**Set task:**
Retype all of the data. Every line must match exactly.

-----

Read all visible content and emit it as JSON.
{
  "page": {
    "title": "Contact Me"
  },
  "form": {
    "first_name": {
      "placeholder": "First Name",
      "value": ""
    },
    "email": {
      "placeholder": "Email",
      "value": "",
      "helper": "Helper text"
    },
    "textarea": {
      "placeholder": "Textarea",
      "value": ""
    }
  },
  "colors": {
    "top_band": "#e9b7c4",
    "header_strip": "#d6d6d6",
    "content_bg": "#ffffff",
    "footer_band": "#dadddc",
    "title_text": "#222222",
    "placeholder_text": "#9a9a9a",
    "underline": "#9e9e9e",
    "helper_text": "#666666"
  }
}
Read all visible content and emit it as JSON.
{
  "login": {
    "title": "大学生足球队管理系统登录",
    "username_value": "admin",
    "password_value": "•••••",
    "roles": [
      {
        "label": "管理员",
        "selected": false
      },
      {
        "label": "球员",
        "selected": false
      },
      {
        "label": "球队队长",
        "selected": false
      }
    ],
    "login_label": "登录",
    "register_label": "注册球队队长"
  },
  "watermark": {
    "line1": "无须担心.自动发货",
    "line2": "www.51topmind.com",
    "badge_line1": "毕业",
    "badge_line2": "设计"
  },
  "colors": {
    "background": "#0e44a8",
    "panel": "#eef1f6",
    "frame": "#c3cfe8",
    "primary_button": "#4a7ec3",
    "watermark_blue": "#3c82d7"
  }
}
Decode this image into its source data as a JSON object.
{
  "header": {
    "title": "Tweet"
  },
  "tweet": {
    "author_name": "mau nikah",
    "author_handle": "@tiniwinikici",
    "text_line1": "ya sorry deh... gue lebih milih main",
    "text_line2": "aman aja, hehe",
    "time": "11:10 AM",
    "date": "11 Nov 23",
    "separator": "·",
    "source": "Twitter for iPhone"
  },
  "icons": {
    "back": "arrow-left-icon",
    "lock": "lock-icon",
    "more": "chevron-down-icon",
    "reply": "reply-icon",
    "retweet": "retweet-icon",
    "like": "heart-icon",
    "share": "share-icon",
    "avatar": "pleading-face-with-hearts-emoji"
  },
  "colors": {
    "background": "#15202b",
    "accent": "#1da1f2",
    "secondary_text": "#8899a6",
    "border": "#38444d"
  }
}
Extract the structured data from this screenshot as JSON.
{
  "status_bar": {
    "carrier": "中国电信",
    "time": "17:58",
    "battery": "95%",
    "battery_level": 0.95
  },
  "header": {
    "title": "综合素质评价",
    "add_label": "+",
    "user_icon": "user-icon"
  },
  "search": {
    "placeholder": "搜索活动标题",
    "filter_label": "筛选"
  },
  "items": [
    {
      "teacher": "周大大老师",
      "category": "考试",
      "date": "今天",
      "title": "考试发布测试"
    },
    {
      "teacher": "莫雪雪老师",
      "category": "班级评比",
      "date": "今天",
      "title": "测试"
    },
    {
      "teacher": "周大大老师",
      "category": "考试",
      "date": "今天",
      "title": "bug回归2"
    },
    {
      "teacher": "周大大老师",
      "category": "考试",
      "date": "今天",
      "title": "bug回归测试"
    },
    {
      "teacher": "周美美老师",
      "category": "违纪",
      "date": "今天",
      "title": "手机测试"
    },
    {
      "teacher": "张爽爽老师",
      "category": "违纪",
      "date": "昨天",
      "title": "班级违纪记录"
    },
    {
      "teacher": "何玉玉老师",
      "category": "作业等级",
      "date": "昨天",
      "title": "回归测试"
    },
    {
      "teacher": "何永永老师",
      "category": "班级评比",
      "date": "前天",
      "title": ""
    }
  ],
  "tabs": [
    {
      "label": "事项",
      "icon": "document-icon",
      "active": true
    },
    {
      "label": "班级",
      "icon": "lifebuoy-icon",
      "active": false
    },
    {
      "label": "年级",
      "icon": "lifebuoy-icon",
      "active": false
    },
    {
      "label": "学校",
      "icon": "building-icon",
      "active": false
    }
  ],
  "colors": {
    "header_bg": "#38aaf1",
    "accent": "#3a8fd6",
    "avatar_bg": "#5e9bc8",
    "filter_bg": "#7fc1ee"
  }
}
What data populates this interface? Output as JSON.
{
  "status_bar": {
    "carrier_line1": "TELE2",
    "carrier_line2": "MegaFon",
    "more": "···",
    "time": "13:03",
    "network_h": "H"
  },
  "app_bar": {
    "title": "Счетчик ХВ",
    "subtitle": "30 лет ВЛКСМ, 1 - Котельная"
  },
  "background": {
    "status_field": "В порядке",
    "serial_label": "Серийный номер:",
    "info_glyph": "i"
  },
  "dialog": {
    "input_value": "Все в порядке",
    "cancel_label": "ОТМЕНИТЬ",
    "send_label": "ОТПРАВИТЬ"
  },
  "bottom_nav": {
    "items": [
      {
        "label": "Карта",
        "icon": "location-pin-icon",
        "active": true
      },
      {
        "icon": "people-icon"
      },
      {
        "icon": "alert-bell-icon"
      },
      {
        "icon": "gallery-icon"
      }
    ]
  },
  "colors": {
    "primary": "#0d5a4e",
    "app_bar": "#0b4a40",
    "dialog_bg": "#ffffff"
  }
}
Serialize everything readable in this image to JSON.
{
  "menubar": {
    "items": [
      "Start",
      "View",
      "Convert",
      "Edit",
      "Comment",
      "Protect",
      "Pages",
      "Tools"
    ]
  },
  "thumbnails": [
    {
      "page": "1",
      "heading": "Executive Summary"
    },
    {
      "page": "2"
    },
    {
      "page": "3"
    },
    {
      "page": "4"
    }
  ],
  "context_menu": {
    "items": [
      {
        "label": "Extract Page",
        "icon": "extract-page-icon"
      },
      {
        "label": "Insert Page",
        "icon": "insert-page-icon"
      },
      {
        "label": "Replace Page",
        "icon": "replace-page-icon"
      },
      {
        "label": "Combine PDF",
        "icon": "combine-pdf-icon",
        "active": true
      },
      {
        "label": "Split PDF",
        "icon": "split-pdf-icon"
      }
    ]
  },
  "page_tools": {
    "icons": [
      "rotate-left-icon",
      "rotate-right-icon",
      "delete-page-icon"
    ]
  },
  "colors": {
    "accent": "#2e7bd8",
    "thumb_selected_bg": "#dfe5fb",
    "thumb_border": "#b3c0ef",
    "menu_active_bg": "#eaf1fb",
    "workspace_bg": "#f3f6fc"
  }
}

-----

**Output of the exercise:**
Read all visible content and emit it as JSON.
{
  "page": {
    "title": "Contact Me"
  },
  "form": {
    "first_name": {
      "placeholder": "First Name",
      "value": ""
    },
    "email": {
      "placeholder": "Email",
      "value": "",
      "helper": "Helper text"
    },
    "textarea": {
      "placeholder": "Textarea",
      "value": ""
    }
  },
  "colors": {
    "top_band": "#e9b7c4",
    "header_strip": "#d6d6d6",
    "content_bg": "#ffffff",
    "footer_band": "#dadddc",
    "title_text": "#222222",
    "placeholder_text": "#9a9a9a",
    "underline": "#9e9e9e",
    "helper_text": "#666666"
  }
}
Read all visible content and emit it as JSON.
{
  "login": {
    "title": "大学生足球队管理系统登录",
    "username_value": "admin",
    "password_value": "•••••",
    "roles": [
      {
        "label": "管理员",
        "selected": false
      },
      {
        "label": "球员",
        "selected": false
      },
      {
        "label": "球队队长",
        "selected": false
      }
    ],
    "login_label": "登录",
    "register_label": "注册球队队长"
  },
  "watermark": {
    "line1": "无须担心.自动发货",
    "line2": "www.51topmind.com",
    "badge_line1": "毕业",
    "badge_line2": "设计"
  },
  "colors": {
    "background": "#0e44a8",
    "panel": "#eef1f6",
    "frame": "#c3cfe8",
    "primary_button": "#4a7ec3",
    "watermark_blue": "#3c82d7"
  }
}
Decode this image into its source data as a JSON object.
{
  "header": {
    "title": "Tweet"
  },
  "tweet": {
    "author_name": "mau nikah",
    "author_handle": "@tiniwinikici",
    "text_line1": "ya sorry deh... gue lebih milih main",
    "text_line2": "aman aja, hehe",
    "time": "11:10 AM",
    "date": "11 Nov 23",
    "separator": "·",
    "source": "Twitter for iPhone"
  },
  "icons": {
    "back": "arrow-left-icon",
    "lock": "lock-icon",
    "more": "chevron-down-icon",
    "reply": "reply-icon",
    "retweet": "retweet-icon",
    "like": "heart-icon",
    "share": "share-icon",
    "avatar": "pleading-face-with-hearts-emoji"
  },
  "colors": {
    "background": "#15202b",
    "accent": "#1da1f2",
    "secondary_text": "#8899a6",
    "border": "#38444d"
  }
}
Extract the structured data from this screenshot as JSON.
{
  "status_bar": {
    "carrier": "中国电信",
    "time": "17:58",
    "battery": "95%",
    "battery_level": 0.95
  },
  "header": {
    "title": "综合素质评价",
    "add_label": "+",
    "user_icon": "user-icon"
  },
  "search": {
    "placeholder": "搜索活动标题",
    "filter_label": "筛选"
  },
  "items": [
    {
      "teacher": "周大大老师",
      "category": "考试",
      "date": "今天",
      "title": "考试发布测试"
    },
    {
      "teacher": "莫雪雪老师",
      "category": "班级评比",
      "date": "今天",
      "title": "测试"
    },
    {
      "teacher": "周大大老师",
      "category": "考试",
      "date": "今天",
      "title": "bug回归2"
    },
    {
      "teacher": "周大大老师",
      "category": "考试",
      "date": "今天",
      "title": "bug回归测试"
    },
    {
      "teacher": "周美美老师",
      "category": "违纪",
      "date": "今天",
      "title": "手机测试"
    },
    {
      "teacher": "张爽爽老师",
      "category": "违纪",
      "date": "昨天",
      "title": "班级违纪记录"
    },
    {
      "teacher": "何玉玉老师",
      "category": "作业等级",
      "date": "昨天",
      "title": "回归测试"
    },
    {
      "teacher": "何永永老师",
      "category": "班级评比",
      "date": "前天",
      "title": ""
    }
  ],
  "tabs": [
    {
      "label": "事项",
      "icon": "document-icon",
      "active": true
    },
    {
      "label": "班级",
      "icon": "lifebuoy-icon",
      "active": false
    },
    {
      "label": "年级",
      "icon": "lifebuoy-icon",
      "active": false
    },
    {
      "label": "学校",
      "icon": "building-icon",
      "active": false
    }
  ],
  "colors": {
    "header_bg": "#38aaf1",
    "accent": "#3a8fd6",
    "avatar_bg": "#5e9bc8",
    "filter_bg": "#7fc1ee"
  }
}
What data populates this interface? Output as JSON.
{
  "status_bar": {
    "carrier_line1": "TELE2",
    "carrier_line2": "MegaFon",
    "more": "···",
    "time": "13:03",
    "network_h": "H"
  },
  "app_bar": {
    "title": "Счетчик ХВ",
    "subtitle": "30 лет ВЛКСМ, 1 - Котельная"
  },
  "background": {
    "status_field": "В порядке",
    "serial_label": "Серийный номер:",
    "info_glyph": "i"
  },
  "dialog": {
    "input_value": "Все в порядке",
    "cancel_label": "ОТМЕНИТЬ",
    "send_label": "ОТПРАВИТЬ"
  },
  "bottom_nav": {
    "items": [
      {
        "label": "Карта",
        "icon": "location-pin-icon",
        "active": true
      },
      {
        "icon": "people-icon"
      },
      {
        "icon": "alert-bell-icon"
      },
      {
        "icon": "gallery-icon"
      }
    ]
  },
  "colors": {
    "primary": "#0d5a4e",
    "app_bar": "#0b4a40",
    "dialog_bg": "#ffffff"
  }
}
Serialize everything readable in this image to JSON.
{
  "menubar": {
    "items": [
      "Start",
      "View",
      "Convert",
      "Edit",
      "Comment",
      "Protect",
      "Pages",
      "Tools"
    ]
  },
  "thumbnails": [
    {
      "page": "1",
      "heading": "Executive Summary"
    },
    {
      "page": "2"
    },
    {
      "page": "3"
    },
    {
      "page": "4"
    }
  ],
  "context_menu": {
    "items": [
      {
        "label": "Extract Page",
        "icon": "extract-page-icon"
      },
      {
        "label": "Insert Page",
        "icon": "insert-page-icon"
      },
      {
        "label": "Replace Page",
        "icon": "replace-page-icon"
      },
      {
        "label": "Combine PDF",
        "icon": "combine-pdf-icon",
        "active": true
      },
      {
        "label": "Split PDF",
        "icon": "split-pdf-icon"
      }
    ]
  },
  "page_tools": {
    "icons": [
      "rotate-left-icon",
      "rotate-right-icon",
      "delete-page-icon"
    ]
  },
  "colors": {
    "accent": "#2e7bd8",
    "thumb_selected_bg": "#dfe5fb",
    "thumb_border": "#b3c0ef",
    "menu_active_bg": "#eaf1fb",
    "workspace_bg": "#f3f6fc"
  }
}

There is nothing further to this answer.